**EXERCISE PROMPT**
Gather from the listing below each line that includes the word "title", and copy it.

(Figure content listings)

-- Begin --

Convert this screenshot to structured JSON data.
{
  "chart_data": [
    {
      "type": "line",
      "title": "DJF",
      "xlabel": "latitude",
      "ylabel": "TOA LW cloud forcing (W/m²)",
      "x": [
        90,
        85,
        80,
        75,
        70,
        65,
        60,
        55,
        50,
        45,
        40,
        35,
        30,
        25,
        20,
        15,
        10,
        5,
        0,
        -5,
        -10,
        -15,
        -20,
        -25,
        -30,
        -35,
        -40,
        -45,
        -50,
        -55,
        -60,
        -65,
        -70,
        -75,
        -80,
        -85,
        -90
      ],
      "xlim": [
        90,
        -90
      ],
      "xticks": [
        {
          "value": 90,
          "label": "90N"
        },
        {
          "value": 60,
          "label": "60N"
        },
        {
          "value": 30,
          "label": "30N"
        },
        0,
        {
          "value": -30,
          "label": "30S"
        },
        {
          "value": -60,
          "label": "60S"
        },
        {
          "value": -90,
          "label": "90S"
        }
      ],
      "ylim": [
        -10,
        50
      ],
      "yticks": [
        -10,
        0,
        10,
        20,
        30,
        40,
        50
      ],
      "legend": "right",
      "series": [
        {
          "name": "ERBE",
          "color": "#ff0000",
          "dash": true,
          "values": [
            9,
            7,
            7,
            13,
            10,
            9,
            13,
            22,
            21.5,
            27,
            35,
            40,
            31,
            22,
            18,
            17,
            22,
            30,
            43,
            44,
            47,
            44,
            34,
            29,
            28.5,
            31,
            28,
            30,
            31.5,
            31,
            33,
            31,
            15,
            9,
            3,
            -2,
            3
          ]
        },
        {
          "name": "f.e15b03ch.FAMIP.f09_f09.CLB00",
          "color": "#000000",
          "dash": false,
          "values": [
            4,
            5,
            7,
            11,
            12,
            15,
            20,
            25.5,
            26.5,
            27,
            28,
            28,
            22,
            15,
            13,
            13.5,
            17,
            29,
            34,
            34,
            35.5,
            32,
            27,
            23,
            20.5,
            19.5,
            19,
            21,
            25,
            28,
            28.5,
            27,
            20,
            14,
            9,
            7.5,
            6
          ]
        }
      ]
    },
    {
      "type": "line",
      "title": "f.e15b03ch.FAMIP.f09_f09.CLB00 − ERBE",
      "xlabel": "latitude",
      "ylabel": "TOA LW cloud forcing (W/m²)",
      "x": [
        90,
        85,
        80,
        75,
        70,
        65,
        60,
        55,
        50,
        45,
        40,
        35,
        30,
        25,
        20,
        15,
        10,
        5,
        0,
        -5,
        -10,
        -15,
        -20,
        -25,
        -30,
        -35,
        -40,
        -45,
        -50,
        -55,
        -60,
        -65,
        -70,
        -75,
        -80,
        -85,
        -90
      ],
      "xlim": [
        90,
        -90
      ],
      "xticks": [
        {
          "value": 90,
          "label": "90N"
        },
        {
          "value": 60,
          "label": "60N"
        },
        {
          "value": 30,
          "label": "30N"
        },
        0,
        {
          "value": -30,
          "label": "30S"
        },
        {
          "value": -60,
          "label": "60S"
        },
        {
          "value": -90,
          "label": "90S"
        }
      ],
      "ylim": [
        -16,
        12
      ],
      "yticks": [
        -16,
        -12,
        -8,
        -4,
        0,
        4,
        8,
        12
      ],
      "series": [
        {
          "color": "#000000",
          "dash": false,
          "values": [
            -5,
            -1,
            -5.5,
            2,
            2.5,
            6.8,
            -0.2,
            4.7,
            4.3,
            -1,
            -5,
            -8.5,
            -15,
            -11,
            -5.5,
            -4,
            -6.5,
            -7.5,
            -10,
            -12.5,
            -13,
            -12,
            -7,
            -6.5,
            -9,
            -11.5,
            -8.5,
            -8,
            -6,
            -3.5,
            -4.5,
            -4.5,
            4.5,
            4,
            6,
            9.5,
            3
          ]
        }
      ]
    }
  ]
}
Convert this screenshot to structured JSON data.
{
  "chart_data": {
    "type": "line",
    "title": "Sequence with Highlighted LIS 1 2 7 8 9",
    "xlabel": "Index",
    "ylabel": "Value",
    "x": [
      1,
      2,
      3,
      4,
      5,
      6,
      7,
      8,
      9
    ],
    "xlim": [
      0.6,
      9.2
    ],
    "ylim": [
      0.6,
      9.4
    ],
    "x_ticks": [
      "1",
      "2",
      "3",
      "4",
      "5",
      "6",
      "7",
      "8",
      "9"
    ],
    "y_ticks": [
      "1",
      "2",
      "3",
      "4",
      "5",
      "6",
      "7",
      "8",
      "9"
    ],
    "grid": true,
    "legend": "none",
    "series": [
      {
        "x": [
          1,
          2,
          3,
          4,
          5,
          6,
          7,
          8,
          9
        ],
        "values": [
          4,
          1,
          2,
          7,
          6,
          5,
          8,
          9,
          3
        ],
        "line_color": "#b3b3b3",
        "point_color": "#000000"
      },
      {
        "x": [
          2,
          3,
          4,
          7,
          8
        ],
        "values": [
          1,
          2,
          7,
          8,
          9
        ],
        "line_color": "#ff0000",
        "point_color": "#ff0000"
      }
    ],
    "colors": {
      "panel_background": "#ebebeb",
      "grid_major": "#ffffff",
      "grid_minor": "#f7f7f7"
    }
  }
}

-- End --

**WRITTEN ANSWER**
      "title": "DJF",
      "title": "f.e15b03ch.FAMIP.f09_f09.CLB00 − ERBE",
    "title": "Sequence with Highlighted LIS 1 2 7 8 9",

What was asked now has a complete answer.